## Directions for this task
Each entry needs to be restated exactly as written.

Records contained in a dataset
_ _ _ _ _
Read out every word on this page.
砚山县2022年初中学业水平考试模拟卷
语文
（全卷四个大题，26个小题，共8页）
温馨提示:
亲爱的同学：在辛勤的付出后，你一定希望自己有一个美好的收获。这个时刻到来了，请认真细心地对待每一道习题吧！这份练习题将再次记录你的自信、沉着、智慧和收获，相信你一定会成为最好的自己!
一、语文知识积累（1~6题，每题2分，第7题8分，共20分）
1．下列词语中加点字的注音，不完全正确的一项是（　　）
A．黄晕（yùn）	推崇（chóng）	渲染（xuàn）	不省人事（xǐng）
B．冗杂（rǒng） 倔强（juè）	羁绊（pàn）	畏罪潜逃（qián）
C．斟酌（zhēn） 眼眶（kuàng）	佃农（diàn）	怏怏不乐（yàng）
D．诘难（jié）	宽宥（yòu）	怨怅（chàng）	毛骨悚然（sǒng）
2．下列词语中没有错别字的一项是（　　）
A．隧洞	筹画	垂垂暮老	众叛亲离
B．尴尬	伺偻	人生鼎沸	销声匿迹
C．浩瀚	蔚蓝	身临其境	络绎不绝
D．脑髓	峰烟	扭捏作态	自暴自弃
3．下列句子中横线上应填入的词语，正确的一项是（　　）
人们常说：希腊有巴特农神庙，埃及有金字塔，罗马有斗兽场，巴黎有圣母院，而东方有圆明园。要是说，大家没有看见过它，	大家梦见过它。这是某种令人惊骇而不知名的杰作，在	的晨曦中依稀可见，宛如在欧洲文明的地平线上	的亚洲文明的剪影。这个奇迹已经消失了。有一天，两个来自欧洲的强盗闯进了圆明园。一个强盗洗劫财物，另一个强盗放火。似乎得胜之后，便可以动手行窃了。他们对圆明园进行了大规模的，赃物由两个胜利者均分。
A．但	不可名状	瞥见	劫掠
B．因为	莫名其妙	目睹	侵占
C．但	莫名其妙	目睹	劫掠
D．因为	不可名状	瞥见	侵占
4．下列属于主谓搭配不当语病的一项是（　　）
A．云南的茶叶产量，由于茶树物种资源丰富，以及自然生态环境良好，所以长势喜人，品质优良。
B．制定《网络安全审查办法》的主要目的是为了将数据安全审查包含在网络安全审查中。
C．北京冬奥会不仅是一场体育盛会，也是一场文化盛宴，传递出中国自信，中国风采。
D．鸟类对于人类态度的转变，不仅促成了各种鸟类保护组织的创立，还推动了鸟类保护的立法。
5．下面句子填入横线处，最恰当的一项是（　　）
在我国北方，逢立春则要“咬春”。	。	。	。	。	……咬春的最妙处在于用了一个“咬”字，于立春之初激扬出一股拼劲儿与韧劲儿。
_ _ _ _ _
## Response to this task
Read out every word on this page.
砚山县2022年初中学业水平考试模拟卷
语文
（全卷四个大题，26个小题，共8页）
温馨提示:
亲爱的同学：在辛勤的付出后，你一定希望自己有一个美好的收获。这个时刻到来了，请认真细心地对待每一道习题吧！这份练习题将再次记录你的自信、沉着、智慧和收获，相信你一定会成为最好的自己!
一、语文知识积累（1~6题，每题2分，第7题8分，共20分）
1．下列词语中加点字的注音，不完全正确的一项是（　　）
A．黄晕（yùn）	推崇（chóng）	渲染（xuàn）	不省人事（xǐng）
B．冗杂（rǒng） 倔强（juè）	羁绊（pàn）	畏罪潜逃（qián）
C．斟酌（zhēn） 眼眶（kuàng）	佃农（diàn）	怏怏不乐（yàng）
D．诘难（jié）	宽宥（yòu）	怨怅（chàng）	毛骨悚然（sǒng）
2．下列词语中没有错别字的一项是（　　）
A．隧洞	筹画	垂垂暮老	众叛亲离
B．尴尬	伺偻	人生鼎沸	销声匿迹
C．浩瀚	蔚蓝	身临其境	络绎不绝
D．脑髓	峰烟	扭捏作态	自暴自弃
3．下列句子中横线上应填入的词语，正确的一项是（　　）
人们常说：希腊有巴特农神庙，埃及有金字塔，罗马有斗兽场，巴黎有圣母院，而东方有圆明园。要是说，大家没有看见过它，	大家梦见过它。这是某种令人惊骇而不知名的杰作，在	的晨曦中依稀可见，宛如在欧洲文明的地平线上	的亚洲文明的剪影。这个奇迹已经消失了。有一天，两个来自欧洲的强盗闯进了圆明园。一个强盗洗劫财物，另一个强盗放火。似乎得胜之后，便可以动手行窃了。他们对圆明园进行了大规模的，赃物由两个胜利者均分。
A．但	不可名状	瞥见	劫掠
B．因为	莫名其妙	目睹	侵占
C．但	莫名其妙	目睹	劫掠
D．因为	不可名状	瞥见	侵占
4．下列属于主谓搭配不当语病的一项是（　　）
A．云南的茶叶产量，由于茶树物种资源丰富，以及自然生态环境良好，所以长势喜人，品质优良。
B．制定《网络安全审查办法》的主要目的是为了将数据安全审查包含在网络安全审查中。
C．北京冬奥会不仅是一场体育盛会，也是一场文化盛宴，传递出中国自信，中国风采。
D．鸟类对于人类态度的转变，不仅促成了各种鸟类保护组织的创立，还推动了鸟类保护的立法。
5．下面句子填入横线处，最恰当的一项是（　　）
在我国北方，逢立春则要“咬春”。	。	。	。	。	……咬春的最妙处在于用了一个“咬”字，于立春之初激扬出一股拼劲儿与韧劲儿。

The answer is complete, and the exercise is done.